Start of GIVEN DATA

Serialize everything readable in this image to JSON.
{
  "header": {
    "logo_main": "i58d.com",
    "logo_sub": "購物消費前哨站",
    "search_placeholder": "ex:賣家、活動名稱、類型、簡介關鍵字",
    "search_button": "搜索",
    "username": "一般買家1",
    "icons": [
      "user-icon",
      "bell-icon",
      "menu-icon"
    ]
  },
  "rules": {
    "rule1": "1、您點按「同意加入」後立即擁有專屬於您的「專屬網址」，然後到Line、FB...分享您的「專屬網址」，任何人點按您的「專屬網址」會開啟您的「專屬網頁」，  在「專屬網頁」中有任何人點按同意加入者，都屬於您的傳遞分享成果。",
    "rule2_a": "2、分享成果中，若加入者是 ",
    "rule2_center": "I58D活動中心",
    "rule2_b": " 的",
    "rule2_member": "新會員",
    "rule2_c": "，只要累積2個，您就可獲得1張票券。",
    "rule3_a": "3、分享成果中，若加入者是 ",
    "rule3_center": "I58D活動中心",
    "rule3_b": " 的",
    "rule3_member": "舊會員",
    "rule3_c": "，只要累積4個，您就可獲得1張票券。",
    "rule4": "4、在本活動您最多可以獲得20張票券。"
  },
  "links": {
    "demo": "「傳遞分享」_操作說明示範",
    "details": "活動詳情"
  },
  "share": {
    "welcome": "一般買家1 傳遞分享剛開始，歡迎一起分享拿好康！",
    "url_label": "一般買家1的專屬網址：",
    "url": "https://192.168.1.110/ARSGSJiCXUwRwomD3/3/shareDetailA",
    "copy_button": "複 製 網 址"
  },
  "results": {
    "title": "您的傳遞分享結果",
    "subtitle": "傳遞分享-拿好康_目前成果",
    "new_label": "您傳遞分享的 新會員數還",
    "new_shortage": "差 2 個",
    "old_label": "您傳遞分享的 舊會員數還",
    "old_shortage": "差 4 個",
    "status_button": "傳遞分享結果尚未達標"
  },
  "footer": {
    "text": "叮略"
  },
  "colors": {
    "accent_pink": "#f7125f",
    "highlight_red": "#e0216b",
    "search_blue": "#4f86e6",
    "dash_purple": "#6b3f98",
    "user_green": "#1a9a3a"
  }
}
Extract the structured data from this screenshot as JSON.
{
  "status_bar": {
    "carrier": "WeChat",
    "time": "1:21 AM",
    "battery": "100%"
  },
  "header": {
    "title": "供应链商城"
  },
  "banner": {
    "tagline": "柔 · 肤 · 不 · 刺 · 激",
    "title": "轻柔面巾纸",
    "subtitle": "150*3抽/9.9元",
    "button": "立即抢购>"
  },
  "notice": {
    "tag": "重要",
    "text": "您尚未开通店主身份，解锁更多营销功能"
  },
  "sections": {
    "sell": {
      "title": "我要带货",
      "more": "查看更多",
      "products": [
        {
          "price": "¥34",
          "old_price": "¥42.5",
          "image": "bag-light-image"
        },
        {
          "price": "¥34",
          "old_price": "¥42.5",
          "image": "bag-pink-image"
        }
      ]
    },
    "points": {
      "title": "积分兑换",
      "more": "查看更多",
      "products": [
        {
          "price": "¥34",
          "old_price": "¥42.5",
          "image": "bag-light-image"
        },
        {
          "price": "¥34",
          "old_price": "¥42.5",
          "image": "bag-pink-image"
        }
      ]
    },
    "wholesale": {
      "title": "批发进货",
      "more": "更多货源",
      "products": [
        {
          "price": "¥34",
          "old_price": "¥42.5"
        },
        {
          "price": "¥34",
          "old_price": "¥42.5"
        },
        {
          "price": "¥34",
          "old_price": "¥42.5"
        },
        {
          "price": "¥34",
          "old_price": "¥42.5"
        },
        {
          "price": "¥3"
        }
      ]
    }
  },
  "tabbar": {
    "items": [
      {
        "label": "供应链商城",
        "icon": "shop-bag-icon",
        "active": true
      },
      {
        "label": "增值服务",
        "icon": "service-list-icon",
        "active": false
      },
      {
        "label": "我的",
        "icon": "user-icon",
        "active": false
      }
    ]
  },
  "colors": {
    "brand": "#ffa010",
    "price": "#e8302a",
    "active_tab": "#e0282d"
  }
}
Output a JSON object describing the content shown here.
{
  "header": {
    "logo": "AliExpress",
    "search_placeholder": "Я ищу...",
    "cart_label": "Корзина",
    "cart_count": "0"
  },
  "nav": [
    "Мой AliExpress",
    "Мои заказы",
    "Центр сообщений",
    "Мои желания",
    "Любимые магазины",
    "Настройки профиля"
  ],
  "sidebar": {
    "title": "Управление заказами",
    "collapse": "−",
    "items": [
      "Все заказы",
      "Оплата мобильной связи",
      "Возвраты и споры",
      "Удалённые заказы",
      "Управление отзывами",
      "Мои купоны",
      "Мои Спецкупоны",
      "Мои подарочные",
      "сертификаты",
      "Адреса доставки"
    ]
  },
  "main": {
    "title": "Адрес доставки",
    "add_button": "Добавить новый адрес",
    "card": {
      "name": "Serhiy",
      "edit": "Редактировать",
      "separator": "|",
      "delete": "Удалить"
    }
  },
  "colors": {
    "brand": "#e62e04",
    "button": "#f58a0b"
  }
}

End of GIVEN DATA

EXERCISE DIRECTIONS — Each record must be repeated exactly as it is.

ANSWER IN FULL —
Serialize everything readable in this image to JSON.
{
  "header": {
    "logo_main": "i58d.com",
    "logo_sub": "購物消費前哨站",
    "search_placeholder": "ex:賣家、活動名稱、類型、簡介關鍵字",
    "search_button": "搜索",
    "username": "一般買家1",
    "icons": [
      "user-icon",
      "bell-icon",
      "menu-icon"
    ]
  },
  "rules": {
    "rule1": "1、您點按「同意加入」後立即擁有專屬於您的「專屬網址」，然後到Line、FB...分享您的「專屬網址」，任何人點按您的「專屬網址」會開啟您的「專屬網頁」，  在「專屬網頁」中有任何人點按同意加入者，都屬於您的傳遞分享成果。",
    "rule2_a": "2、分享成果中，若加入者是 ",
    "rule2_center": "I58D活動中心",
    "rule2_b": " 的",
    "rule2_member": "新會員",
    "rule2_c": "，只要累積2個，您就可獲得1張票券。",
    "rule3_a": "3、分享成果中，若加入者是 ",
    "rule3_center": "I58D活動中心",
    "rule3_b": " 的",
    "rule3_member": "舊會員",
    "rule3_c": "，只要累積4個，您就可獲得1張票券。",
    "rule4": "4、在本活動您最多可以獲得20張票券。"
  },
  "links": {
    "demo": "「傳遞分享」_操作說明示範",
    "details": "活動詳情"
  },
  "share": {
    "welcome": "一般買家1 傳遞分享剛開始，歡迎一起分享拿好康！",
    "url_label": "一般買家1的專屬網址：",
    "url": "https://192.168.1.110/ARSGSJiCXUwRwomD3/3/shareDetailA",
    "copy_button": "複 製 網 址"
  },
  "results": {
    "title": "您的傳遞分享結果",
    "subtitle": "傳遞分享-拿好康_目前成果",
    "new_label": "您傳遞分享的 新會員數還",
    "new_shortage": "差 2 個",
    "old_label": "您傳遞分享的 舊會員數還",
    "old_shortage": "差 4 個",
    "status_button": "傳遞分享結果尚未達標"
  },
  "footer": {
    "text": "叮略"
  },
  "colors": {
    "accent_pink": "#f7125f",
    "highlight_red": "#e0216b",
    "search_blue": "#4f86e6",
    "dash_purple": "#6b3f98",
    "user_green": "#1a9a3a"
  }
}
Extract the structured data from this screenshot as JSON.
{
  "status_bar": {
    "carrier": "WeChat",
    "time": "1:21 AM",
    "battery": "100%"
  },
  "header": {
    "title": "供应链商城"
  },
  "banner": {
    "tagline": "柔 · 肤 · 不 · 刺 · 激",
    "title": "轻柔面巾纸",
    "subtitle": "150*3抽/9.9元",
    "button": "立即抢购>"
  },
  "notice": {
    "tag": "重要",
    "text": "您尚未开通店主身份，解锁更多营销功能"
  },
  "sections": {
    "sell": {
      "title": "我要带货",
      "more": "查看更多",
      "products": [
        {
          "price": "¥34",
          "old_price": "¥42.5",
          "image": "bag-light-image"
        },
        {
          "price": "¥34",
          "old_price": "¥42.5",
          "image": "bag-pink-image"
        }
      ]
    },
    "points": {
      "title": "积分兑换",
      "more": "查看更多",
      "products": [
        {
          "price": "¥34",
          "old_price": "¥42.5",
          "image": "bag-light-image"
        },
        {
          "price": "¥34",
          "old_price": "¥42.5",
          "image": "bag-pink-image"
        }
      ]
    },
    "wholesale": {
      "title": "批发进货",
      "more": "更多货源",
      "products": [
        {
          "price": "¥34",
          "old_price": "¥42.5"
        },
        {
          "price": "¥34",
          "old_price": "¥42.5"
        },
        {
          "price": "¥34",
          "old_price": "¥42.5"
        },
        {
          "price": "¥34",
          "old_price": "¥42.5"
        },
        {
          "price": "¥3"
        }
      ]
    }
  },
  "tabbar": {
    "items": [
      {
        "label": "供应链商城",
        "icon": "shop-bag-icon",
        "active": true
      },
      {
        "label": "增值服务",
        "icon": "service-list-icon",
        "active": false
      },
      {
        "label": "我的",
        "icon": "user-icon",
        "active": false
      }
    ]
  },
  "colors": {
    "brand": "#ffa010",
    "price": "#e8302a",
    "active_tab": "#e0282d"
  }
}
Output a JSON object describing the content shown here.
{
  "header": {
    "logo": "AliExpress",
    "search_placeholder": "Я ищу...",
    "cart_label": "Корзина",
    "cart_count": "0"
  },
  "nav": [
    "Мой AliExpress",
    "Мои заказы",
    "Центр сообщений",
    "Мои желания",
    "Любимые магазины",
    "Настройки профиля"
  ],
  "sidebar": {
    "title": "Управление заказами",
    "collapse": "−",
    "items": [
      "Все заказы",
      "Оплата мобильной связи",
      "Возвраты и споры",
      "Удалённые заказы",
      "Управление отзывами",
      "Мои купоны",
      "Мои Спецкупоны",
      "Мои подарочные",
      "сертификаты",
      "Адреса доставки"
    ]
  },
  "main": {
    "title": "Адрес доставки",
    "add_button": "Добавить новый адрес",
    "card": {
      "name": "Serhiy",
      "edit": "Редактировать",
      "separator": "|",
      "delete": "Удалить"
    }
  },
  "colors": {
    "brand": "#e62e04",
    "button": "#f58a0b"
  }
}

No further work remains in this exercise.